Filter these entries so that only lines with the word "from" remain.

### RECORD EXTRACTS ###

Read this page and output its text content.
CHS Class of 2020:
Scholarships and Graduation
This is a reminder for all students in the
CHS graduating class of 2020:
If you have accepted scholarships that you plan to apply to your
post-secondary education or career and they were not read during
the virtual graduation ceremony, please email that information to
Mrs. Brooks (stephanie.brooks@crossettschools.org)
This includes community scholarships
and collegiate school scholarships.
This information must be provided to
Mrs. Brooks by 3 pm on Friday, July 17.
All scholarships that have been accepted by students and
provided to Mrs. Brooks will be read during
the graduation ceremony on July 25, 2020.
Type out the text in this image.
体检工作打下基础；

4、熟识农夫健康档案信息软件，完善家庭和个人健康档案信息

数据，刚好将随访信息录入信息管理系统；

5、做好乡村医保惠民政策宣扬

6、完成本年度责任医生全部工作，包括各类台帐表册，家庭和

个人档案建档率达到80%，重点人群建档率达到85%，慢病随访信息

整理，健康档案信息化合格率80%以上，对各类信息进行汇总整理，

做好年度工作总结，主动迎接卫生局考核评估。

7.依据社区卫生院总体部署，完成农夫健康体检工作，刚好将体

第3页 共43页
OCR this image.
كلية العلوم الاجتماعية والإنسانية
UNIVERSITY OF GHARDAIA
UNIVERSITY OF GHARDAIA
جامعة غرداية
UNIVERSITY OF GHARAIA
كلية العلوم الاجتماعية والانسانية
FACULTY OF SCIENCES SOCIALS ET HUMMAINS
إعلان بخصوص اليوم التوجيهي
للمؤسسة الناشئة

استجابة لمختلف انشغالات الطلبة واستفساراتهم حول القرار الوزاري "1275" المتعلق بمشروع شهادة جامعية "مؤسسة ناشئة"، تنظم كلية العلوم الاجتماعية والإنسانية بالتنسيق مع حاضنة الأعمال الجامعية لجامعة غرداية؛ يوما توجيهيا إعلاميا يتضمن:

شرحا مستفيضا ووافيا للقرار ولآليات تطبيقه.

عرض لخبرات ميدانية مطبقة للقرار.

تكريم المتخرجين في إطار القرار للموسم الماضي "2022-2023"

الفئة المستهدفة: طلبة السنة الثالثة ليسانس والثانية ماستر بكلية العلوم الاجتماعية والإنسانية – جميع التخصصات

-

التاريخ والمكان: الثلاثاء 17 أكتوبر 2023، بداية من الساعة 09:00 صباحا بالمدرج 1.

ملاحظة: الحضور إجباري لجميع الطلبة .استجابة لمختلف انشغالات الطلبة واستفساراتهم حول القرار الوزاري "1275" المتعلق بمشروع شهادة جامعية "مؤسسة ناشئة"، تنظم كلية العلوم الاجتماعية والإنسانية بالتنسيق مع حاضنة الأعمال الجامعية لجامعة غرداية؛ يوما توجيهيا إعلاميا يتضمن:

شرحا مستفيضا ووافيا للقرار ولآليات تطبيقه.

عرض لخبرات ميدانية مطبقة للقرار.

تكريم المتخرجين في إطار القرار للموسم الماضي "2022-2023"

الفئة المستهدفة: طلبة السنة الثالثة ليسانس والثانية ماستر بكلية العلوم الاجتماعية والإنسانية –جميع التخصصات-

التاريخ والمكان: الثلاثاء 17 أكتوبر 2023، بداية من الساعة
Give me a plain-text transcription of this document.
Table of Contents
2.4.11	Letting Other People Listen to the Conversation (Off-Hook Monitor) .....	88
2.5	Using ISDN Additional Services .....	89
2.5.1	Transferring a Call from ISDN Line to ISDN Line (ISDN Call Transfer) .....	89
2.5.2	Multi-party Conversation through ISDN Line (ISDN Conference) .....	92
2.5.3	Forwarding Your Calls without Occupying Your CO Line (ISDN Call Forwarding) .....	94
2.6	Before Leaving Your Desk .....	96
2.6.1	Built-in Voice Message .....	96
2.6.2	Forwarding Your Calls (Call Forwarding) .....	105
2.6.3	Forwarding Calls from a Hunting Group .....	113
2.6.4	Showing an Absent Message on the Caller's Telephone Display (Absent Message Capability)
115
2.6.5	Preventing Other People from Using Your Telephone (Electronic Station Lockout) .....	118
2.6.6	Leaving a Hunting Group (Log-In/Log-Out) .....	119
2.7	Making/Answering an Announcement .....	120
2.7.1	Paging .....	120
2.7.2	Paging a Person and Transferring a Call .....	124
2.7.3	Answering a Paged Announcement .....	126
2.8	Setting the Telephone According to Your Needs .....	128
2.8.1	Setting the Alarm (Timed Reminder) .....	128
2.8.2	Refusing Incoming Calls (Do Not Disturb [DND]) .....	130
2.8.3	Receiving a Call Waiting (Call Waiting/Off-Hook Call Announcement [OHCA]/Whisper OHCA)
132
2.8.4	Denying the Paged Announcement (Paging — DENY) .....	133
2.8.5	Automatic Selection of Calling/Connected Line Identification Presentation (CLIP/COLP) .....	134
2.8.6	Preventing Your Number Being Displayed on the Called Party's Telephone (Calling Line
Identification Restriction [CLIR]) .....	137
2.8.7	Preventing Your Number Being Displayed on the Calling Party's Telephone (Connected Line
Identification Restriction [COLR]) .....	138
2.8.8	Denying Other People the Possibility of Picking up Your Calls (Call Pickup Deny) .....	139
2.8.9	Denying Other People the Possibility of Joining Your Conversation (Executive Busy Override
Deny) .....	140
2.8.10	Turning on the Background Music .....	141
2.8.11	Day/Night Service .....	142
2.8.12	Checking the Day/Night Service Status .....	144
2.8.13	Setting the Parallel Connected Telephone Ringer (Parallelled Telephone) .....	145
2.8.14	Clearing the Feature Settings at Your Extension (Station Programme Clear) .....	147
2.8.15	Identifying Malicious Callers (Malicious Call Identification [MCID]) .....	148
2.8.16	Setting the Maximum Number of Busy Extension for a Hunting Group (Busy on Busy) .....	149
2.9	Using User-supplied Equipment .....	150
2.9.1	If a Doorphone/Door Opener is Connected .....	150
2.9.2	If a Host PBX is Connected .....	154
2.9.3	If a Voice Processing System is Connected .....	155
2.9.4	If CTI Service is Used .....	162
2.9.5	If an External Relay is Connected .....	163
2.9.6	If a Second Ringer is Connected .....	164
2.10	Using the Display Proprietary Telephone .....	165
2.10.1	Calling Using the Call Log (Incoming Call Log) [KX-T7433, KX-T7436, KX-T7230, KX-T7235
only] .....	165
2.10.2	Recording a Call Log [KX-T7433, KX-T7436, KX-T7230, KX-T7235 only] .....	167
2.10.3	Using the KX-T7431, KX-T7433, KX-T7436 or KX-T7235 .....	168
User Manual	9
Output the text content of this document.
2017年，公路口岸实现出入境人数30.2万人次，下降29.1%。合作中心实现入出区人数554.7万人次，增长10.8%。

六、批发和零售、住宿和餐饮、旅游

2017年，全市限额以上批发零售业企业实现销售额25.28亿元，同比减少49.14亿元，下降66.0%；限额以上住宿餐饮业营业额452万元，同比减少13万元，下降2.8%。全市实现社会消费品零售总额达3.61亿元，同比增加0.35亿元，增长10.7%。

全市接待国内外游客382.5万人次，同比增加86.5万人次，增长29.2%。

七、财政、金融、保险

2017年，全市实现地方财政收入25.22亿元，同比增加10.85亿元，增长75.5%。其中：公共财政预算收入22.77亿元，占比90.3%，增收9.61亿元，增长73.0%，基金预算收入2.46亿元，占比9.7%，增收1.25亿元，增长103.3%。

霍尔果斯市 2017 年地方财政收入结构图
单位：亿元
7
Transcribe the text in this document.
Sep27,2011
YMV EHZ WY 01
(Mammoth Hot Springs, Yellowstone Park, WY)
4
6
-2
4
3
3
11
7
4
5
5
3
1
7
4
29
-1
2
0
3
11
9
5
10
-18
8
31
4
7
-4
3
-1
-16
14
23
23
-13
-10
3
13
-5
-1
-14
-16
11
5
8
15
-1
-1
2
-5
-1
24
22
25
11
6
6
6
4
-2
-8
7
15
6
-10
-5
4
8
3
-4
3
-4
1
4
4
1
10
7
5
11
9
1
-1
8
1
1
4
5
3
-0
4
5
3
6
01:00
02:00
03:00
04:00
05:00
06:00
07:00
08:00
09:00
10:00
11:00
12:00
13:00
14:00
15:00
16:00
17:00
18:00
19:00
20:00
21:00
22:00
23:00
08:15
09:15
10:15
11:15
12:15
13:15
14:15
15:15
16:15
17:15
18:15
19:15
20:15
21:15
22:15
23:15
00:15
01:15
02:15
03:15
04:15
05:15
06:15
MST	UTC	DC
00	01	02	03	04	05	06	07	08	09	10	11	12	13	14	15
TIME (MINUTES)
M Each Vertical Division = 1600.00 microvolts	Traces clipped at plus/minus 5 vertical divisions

###

## SOLUTION FOR THIS TASK
2.5.1	Transferring a Call from ISDN Line to ISDN Line (ISDN Call Transfer) .....	89
2.6.3	Forwarding Calls from a Hunting Group .....	113
2.6.5	Preventing Other People from Using Your Telephone (Electronic Station Lockout) .....	118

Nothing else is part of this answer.